--- Start of RECORDS FOR THIS TASK ---
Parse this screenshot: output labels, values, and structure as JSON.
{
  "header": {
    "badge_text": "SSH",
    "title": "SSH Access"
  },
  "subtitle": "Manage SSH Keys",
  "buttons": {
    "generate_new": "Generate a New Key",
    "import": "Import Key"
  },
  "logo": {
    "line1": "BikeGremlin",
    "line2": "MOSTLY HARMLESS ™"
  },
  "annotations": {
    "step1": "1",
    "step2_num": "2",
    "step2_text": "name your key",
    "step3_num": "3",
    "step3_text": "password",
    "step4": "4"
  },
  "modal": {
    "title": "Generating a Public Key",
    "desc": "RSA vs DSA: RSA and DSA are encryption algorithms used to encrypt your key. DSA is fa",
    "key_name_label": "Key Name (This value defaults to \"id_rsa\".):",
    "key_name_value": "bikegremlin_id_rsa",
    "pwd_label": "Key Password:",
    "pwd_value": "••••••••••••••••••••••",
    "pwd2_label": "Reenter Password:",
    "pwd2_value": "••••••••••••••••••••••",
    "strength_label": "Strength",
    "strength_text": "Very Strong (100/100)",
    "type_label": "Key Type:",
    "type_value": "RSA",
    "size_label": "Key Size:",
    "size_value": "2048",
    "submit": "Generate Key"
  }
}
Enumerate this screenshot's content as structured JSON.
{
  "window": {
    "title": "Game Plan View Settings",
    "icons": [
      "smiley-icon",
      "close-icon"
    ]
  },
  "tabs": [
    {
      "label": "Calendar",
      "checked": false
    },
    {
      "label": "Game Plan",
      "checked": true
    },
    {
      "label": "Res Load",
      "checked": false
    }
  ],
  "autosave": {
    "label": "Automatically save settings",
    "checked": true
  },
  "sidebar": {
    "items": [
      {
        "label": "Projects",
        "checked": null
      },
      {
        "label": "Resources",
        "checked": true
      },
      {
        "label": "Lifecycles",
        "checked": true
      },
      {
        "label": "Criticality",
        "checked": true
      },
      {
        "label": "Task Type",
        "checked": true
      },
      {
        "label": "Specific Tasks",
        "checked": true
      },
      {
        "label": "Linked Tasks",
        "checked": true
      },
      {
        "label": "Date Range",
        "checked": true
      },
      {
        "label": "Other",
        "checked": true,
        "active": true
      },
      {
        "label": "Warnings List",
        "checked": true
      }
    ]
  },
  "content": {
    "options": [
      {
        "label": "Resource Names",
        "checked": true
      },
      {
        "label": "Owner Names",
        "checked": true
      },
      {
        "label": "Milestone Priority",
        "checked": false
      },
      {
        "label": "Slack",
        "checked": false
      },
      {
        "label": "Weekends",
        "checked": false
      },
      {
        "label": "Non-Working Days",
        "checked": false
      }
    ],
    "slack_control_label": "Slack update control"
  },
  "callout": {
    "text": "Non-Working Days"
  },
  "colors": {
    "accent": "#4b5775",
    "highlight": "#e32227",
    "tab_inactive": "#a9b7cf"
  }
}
--- End of RECORDS FOR THIS TASK ---
[DESCRIPTION OF THE TASK] Write out the entries above once more, without altering anything.

[SOLUTION TO THE PROBLEM]
Parse this screenshot: output labels, values, and structure as JSON.
{
  "header": {
    "badge_text": "SSH",
    "title": "SSH Access"
  },
  "subtitle": "Manage SSH Keys",
  "buttons": {
    "generate_new": "Generate a New Key",
    "import": "Import Key"
  },
  "logo": {
    "line1": "BikeGremlin",
    "line2": "MOSTLY HARMLESS ™"
  },
  "annotations": {
    "step1": "1",
    "step2_num": "2",
    "step2_text": "name your key",
    "step3_num": "3",
    "step3_text": "password",
    "step4": "4"
  },
  "modal": {
    "title": "Generating a Public Key",
    "desc": "RSA vs DSA: RSA and DSA are encryption algorithms used to encrypt your key. DSA is fa",
    "key_name_label": "Key Name (This value defaults to \"id_rsa\".):",
    "key_name_value": "bikegremlin_id_rsa",
    "pwd_label": "Key Password:",
    "pwd_value": "••••••••••••••••••••••",
    "pwd2_label": "Reenter Password:",
    "pwd2_value": "••••••••••••••••••••••",
    "strength_label": "Strength",
    "strength_text": "Very Strong (100/100)",
    "type_label": "Key Type:",
    "type_value": "RSA",
    "size_label": "Key Size:",
    "size_value": "2048",
    "submit": "Generate Key"
  }
}
Enumerate this screenshot's content as structured JSON.
{
  "window": {
    "title": "Game Plan View Settings",
    "icons": [
      "smiley-icon",
      "close-icon"
    ]
  },
  "tabs": [
    {
      "label": "Calendar",
      "checked": false
    },
    {
      "label": "Game Plan",
      "checked": true
    },
    {
      "label": "Res Load",
      "checked": false
    }
  ],
  "autosave": {
    "label": "Automatically save settings",
    "checked": true
  },
  "sidebar": {
    "items": [
      {
        "label": "Projects",
        "checked": null
      },
      {
        "label": "Resources",
        "checked": true
      },
      {
        "label": "Lifecycles",
        "checked": true
      },
      {
        "label": "Criticality",
        "checked": true
      },
      {
        "label": "Task Type",
        "checked": true
      },
      {
        "label": "Specific Tasks",
        "checked": true
      },
      {
        "label": "Linked Tasks",
        "checked": true
      },
      {
        "label": "Date Range",
        "checked": true
      },
      {
        "label": "Other",
        "checked": true,
        "active": true
      },
      {
        "label": "Warnings List",
        "checked": true
      }
    ]
  },
  "content": {
    "options": [
      {
        "label": "Resource Names",
        "checked": true
      },
      {
        "label": "Owner Names",
        "checked": true
      },
      {
        "label": "Milestone Priority",
        "checked": false
      },
      {
        "label": "Slack",
        "checked": false
      },
      {
        "label": "Weekends",
        "checked": false
      },
      {
        "label": "Non-Working Days",
        "checked": false
      }
    ],
    "slack_control_label": "Slack update control"
  },
  "callout": {
    "text": "Non-Working Days"
  },
  "colors": {
    "accent": "#4b5775",
    "highlight": "#e32227",
    "tab_inactive": "#a9b7cf"
  }
}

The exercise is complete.